Output the entries word for word. Omit images.

___ Given data

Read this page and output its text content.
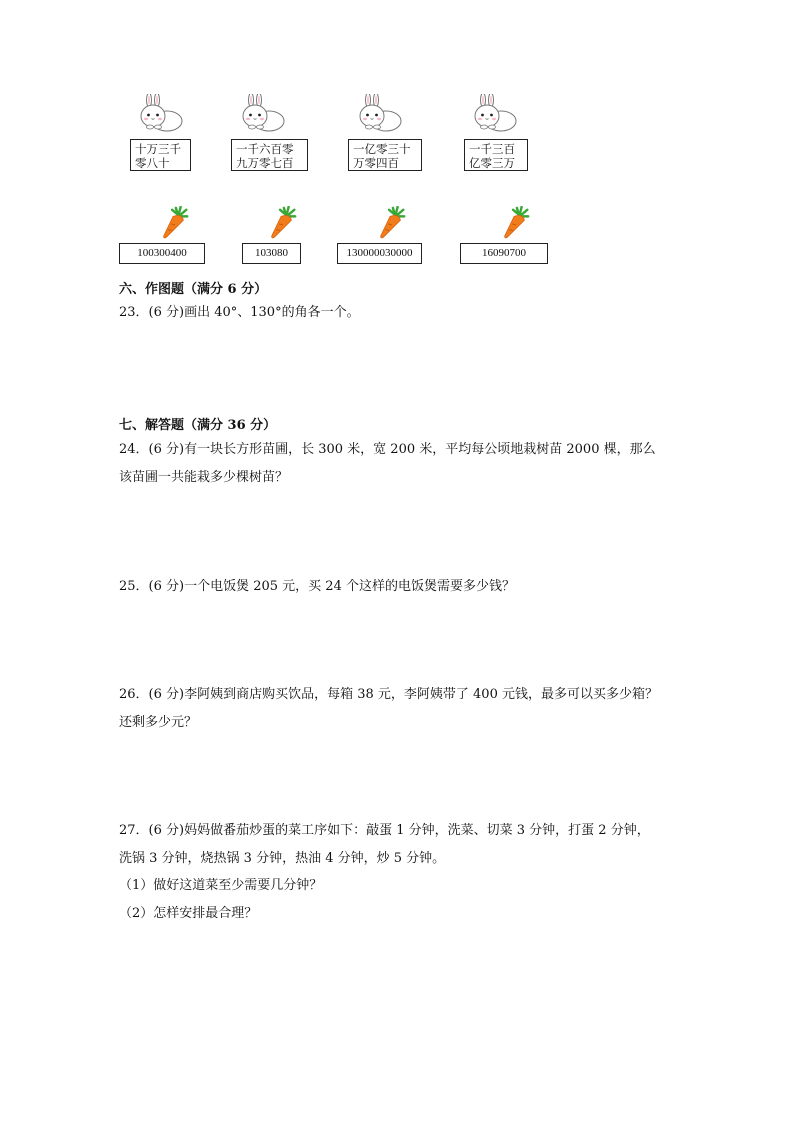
十万三千
零八十
一千六百零
九万零七百
一亿零三十
万零四百
一千三百
亿零三万
100300400	103080	130000030000	16090700
六、作图题（满分 6 分）
23．(6 分)画出 40°、130°的角各一个。
七、解答题（满分 36 分）
24．(6 分)有一块长方形苗圃，长 300 米，宽 200 米，平均每公顷地栽树苗 2000 棵，那么
该苗圃一共能栽多少棵树苗？
25．(6 分)一个电饭煲 205 元，买 24 个这样的电饭煲需要多少钱？
26．(6 分)李阿姨到商店购买饮品，每箱 38 元，李阿姨带了 400 元钱，最多可以买多少箱？
还剩多少元？
27．(6 分)妈妈做番茄炒蛋的菜工序如下：敲蛋 1 分钟，洗菜、切菜 3 分钟，打蛋 2 分钟，
洗锅 3 分钟，烧热锅 3 分钟，热油 4 分钟，炒 5 分钟。
（1）做好这道菜至少需要几分钟？
（2）怎样安排最合理？
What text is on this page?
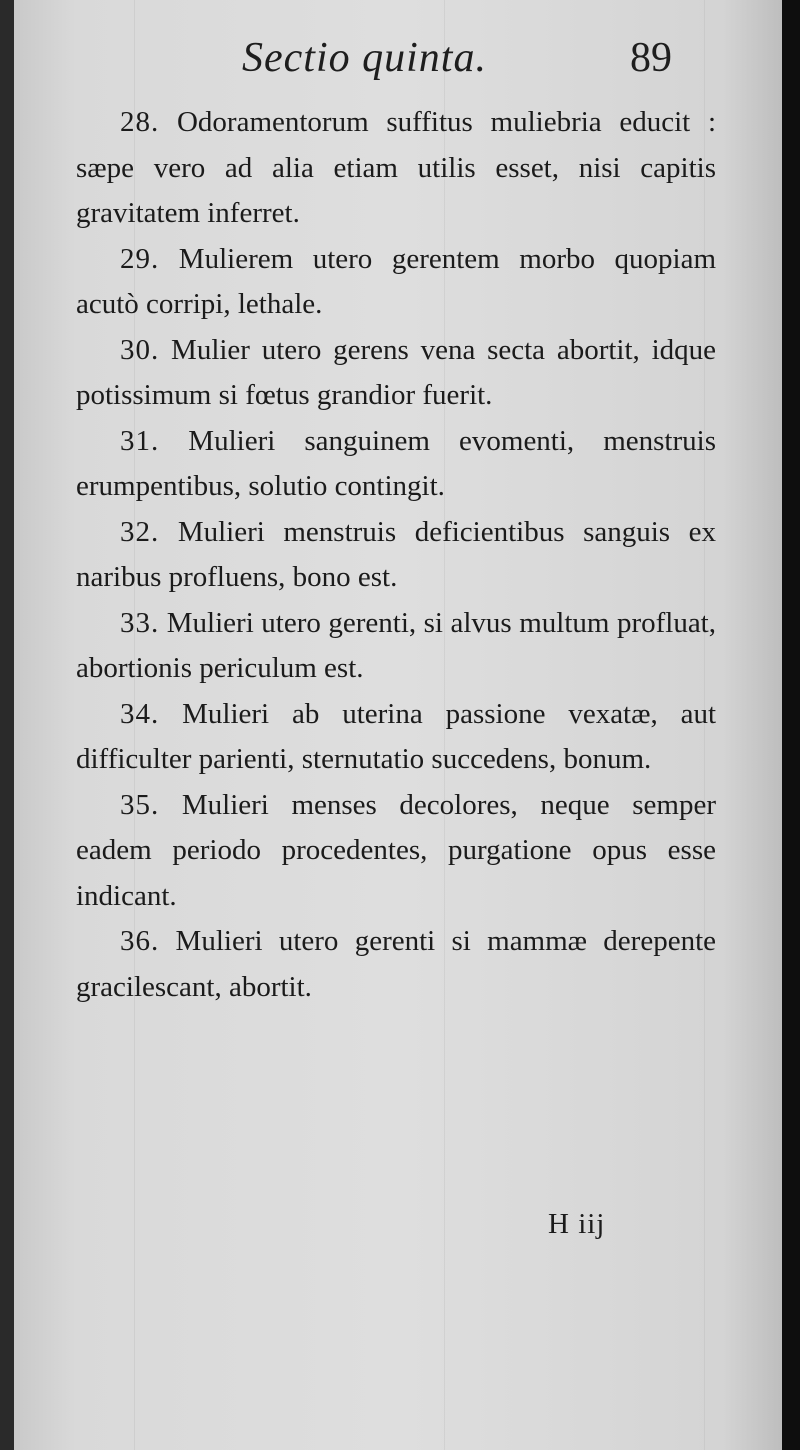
Sectio quinta.	89

28. Odoramentorum suffitus muliebria educit : sæpe vero ad alia etiam utilis esset, nisi capitis gravitatem inferret.

29. Mulierem utero gerentem morbo quopiam acutò corripi, lethale.

30. Mulier utero gerens vena secta abortit, idque potissimum si fœtus grandior fuerit.

31. Mulieri sanguinem evomenti, menstruis erumpentibus, solutio contingit.

32. Mulieri menstruis deficientibus sanguis ex naribus profluens, bono est.

33. Mulieri utero gerenti, si alvus multum profluat, abortionis periculum est.

34. Mulieri ab uterina passione vexatæ, aut difficulter parienti, sternutatio succedens, bonum.

35. Mulieri menses decolores, neque semper eadem periodo procedentes, purgatione opus esse indicant.

36. Mulieri utero gerenti si mammæ derepente gracilescant, abortit.

H iij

______

* Solved problem:
Read this page and output its text content.
十万三千
零八十
一千六百零
九万零七百
一亿零三十
万零四百
一千三百
亿零三万
100300400	103080	130000030000	16090700
六、作图题（满分 6 分）
23．(6 分)画出 40°、130°的角各一个。
七、解答题（满分 36 分）
24．(6 分)有一块长方形苗圃，长 300 米，宽 200 米，平均每公顷地栽树苗 2000 棵，那么
该苗圃一共能栽多少棵树苗？
25．(6 分)一个电饭煲 205 元，买 24 个这样的电饭煲需要多少钱？
26．(6 分)李阿姨到商店购买饮品，每箱 38 元，李阿姨带了 400 元钱，最多可以买多少箱？
还剩多少元？
27．(6 分)妈妈做番茄炒蛋的菜工序如下：敲蛋 1 分钟，洗菜、切菜 3 分钟，打蛋 2 分钟，
洗锅 3 分钟，烧热锅 3 分钟，热油 4 分钟，炒 5 分钟。
（1）做好这道菜至少需要几分钟？
（2）怎样安排最合理？
What text is on this page?
Sectio quinta.	89

28. Odoramentorum suffitus muliebria educit : sæpe vero ad alia etiam utilis esset, nisi capitis gravitatem inferret.

29. Mulierem utero gerentem morbo quopiam acutò corripi, lethale.

30. Mulier utero gerens vena secta abortit, idque potissimum si fœtus grandior fuerit.

31. Mulieri sanguinem evomenti, menstruis erumpentibus, solutio contingit.

32. Mulieri menstruis deficientibus sanguis ex naribus profluens, bono est.

33. Mulieri utero gerenti, si alvus multum profluat, abortionis periculum est.

34. Mulieri ab uterina passione vexatæ, aut difficulter parienti, sternutatio succedens, bonum.

35. Mulieri menses decolores, neque semper eadem periodo procedentes, purgatione opus esse indicant.

36. Mulieri utero gerenti si mammæ derepente gracilescant, abortit.

H iij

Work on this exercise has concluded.